- **Instructions to follow**: Every record below should be printed exactly as given.

Dataset records:
○ ○ ○ ○

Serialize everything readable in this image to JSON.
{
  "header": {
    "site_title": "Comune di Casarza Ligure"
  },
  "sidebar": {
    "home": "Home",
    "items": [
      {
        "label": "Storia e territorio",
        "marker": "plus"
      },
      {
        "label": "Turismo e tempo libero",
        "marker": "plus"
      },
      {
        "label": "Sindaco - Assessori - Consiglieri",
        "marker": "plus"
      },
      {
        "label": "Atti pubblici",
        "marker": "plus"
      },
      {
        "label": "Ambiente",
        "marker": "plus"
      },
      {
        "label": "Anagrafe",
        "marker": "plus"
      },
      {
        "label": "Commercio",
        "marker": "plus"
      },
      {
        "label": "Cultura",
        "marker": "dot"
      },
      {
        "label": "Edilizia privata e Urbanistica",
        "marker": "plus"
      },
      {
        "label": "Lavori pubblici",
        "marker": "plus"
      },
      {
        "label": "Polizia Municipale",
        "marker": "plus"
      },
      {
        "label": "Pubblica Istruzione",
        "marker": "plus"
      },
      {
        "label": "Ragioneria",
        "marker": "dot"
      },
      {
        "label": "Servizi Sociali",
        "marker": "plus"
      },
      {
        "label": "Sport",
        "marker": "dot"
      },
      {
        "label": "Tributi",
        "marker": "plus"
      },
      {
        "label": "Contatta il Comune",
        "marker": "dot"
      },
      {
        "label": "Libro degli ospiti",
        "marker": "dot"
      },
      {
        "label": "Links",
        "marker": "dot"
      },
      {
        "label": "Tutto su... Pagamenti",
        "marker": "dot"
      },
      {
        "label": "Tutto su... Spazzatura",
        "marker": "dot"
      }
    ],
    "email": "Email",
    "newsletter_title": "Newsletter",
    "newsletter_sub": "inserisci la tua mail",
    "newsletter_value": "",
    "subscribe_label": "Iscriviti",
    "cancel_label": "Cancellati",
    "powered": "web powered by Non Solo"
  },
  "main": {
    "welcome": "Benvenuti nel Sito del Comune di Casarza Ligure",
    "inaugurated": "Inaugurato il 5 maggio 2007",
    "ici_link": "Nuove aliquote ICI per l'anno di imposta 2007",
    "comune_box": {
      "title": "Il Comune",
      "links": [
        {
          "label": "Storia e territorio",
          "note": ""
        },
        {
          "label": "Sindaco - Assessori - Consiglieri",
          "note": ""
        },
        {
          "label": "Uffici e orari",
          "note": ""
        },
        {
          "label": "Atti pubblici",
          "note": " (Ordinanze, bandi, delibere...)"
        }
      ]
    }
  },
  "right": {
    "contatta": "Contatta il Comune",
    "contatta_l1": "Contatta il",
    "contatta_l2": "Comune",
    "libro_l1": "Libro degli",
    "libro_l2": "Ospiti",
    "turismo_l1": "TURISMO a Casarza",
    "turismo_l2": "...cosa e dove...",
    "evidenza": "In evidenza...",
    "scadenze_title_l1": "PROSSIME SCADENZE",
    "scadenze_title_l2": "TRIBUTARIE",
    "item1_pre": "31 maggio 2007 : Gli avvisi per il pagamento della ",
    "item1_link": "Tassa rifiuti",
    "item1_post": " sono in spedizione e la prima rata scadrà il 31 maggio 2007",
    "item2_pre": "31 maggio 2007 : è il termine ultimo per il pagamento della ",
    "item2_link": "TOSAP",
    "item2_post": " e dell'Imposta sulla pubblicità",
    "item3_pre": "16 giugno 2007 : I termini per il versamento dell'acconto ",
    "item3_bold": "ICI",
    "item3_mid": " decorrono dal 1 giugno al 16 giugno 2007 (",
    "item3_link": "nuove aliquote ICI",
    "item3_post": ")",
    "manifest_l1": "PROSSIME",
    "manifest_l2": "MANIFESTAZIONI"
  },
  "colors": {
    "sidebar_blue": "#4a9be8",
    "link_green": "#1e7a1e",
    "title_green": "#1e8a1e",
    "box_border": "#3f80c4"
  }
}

○ ○ ○ ○

- **Exercise answer**:
Serialize everything readable in this image to JSON.
{
  "header": {
    "site_title": "Comune di Casarza Ligure"
  },
  "sidebar": {
    "home": "Home",
    "items": [
      {
        "label": "Storia e territorio",
        "marker": "plus"
      },
      {
        "label": "Turismo e tempo libero",
        "marker": "plus"
      },
      {
        "label": "Sindaco - Assessori - Consiglieri",
        "marker": "plus"
      },
      {
        "label": "Atti pubblici",
        "marker": "plus"
      },
      {
        "label": "Ambiente",
        "marker": "plus"
      },
      {
        "label": "Anagrafe",
        "marker": "plus"
      },
      {
        "label": "Commercio",
        "marker": "plus"
      },
      {
        "label": "Cultura",
        "marker": "dot"
      },
      {
        "label": "Edilizia privata e Urbanistica",
        "marker": "plus"
      },
      {
        "label": "Lavori pubblici",
        "marker": "plus"
      },
      {
        "label": "Polizia Municipale",
        "marker": "plus"
      },
      {
        "label": "Pubblica Istruzione",
        "marker": "plus"
      },
      {
        "label": "Ragioneria",
        "marker": "dot"
      },
      {
        "label": "Servizi Sociali",
        "marker": "plus"
      },
      {
        "label": "Sport",
        "marker": "dot"
      },
      {
        "label": "Tributi",
        "marker": "plus"
      },
      {
        "label": "Contatta il Comune",
        "marker": "dot"
      },
      {
        "label": "Libro degli ospiti",
        "marker": "dot"
      },
      {
        "label": "Links",
        "marker": "dot"
      },
      {
        "label": "Tutto su... Pagamenti",
        "marker": "dot"
      },
      {
        "label": "Tutto su... Spazzatura",
        "marker": "dot"
      }
    ],
    "email": "Email",
    "newsletter_title": "Newsletter",
    "newsletter_sub": "inserisci la tua mail",
    "newsletter_value": "",
    "subscribe_label": "Iscriviti",
    "cancel_label": "Cancellati",
    "powered": "web powered by Non Solo"
  },
  "main": {
    "welcome": "Benvenuti nel Sito del Comune di Casarza Ligure",
    "inaugurated": "Inaugurato il 5 maggio 2007",
    "ici_link": "Nuove aliquote ICI per l'anno di imposta 2007",
    "comune_box": {
      "title": "Il Comune",
      "links": [
        {
          "label": "Storia e territorio",
          "note": ""
        },
        {
          "label": "Sindaco - Assessori - Consiglieri",
          "note": ""
        },
        {
          "label": "Uffici e orari",
          "note": ""
        },
        {
          "label": "Atti pubblici",
          "note": " (Ordinanze, bandi, delibere...)"
        }
      ]
    }
  },
  "right": {
    "contatta": "Contatta il Comune",
    "contatta_l1": "Contatta il",
    "contatta_l2": "Comune",
    "libro_l1": "Libro degli",
    "libro_l2": "Ospiti",
    "turismo_l1": "TURISMO a Casarza",
    "turismo_l2": "...cosa e dove...",
    "evidenza": "In evidenza...",
    "scadenze_title_l1": "PROSSIME SCADENZE",
    "scadenze_title_l2": "TRIBUTARIE",
    "item1_pre": "31 maggio 2007 : Gli avvisi per il pagamento della ",
    "item1_link": "Tassa rifiuti",
    "item1_post": " sono in spedizione e la prima rata scadrà il 31 maggio 2007",
    "item2_pre": "31 maggio 2007 : è il termine ultimo per il pagamento della ",
    "item2_link": "TOSAP",
    "item2_post": " e dell'Imposta sulla pubblicità",
    "item3_pre": "16 giugno 2007 : I termini per il versamento dell'acconto ",
    "item3_bold": "ICI",
    "item3_mid": " decorrono dal 1 giugno al 16 giugno 2007 (",
    "item3_link": "nuove aliquote ICI",
    "item3_post": ")",
    "manifest_l1": "PROSSIME",
    "manifest_l2": "MANIFESTAZIONI"
  },
  "colors": {
    "sidebar_blue": "#4a9be8",
    "link_green": "#1e7a1e",
    "title_green": "#1e8a1e",
    "box_border": "#3f80c4"
  }
}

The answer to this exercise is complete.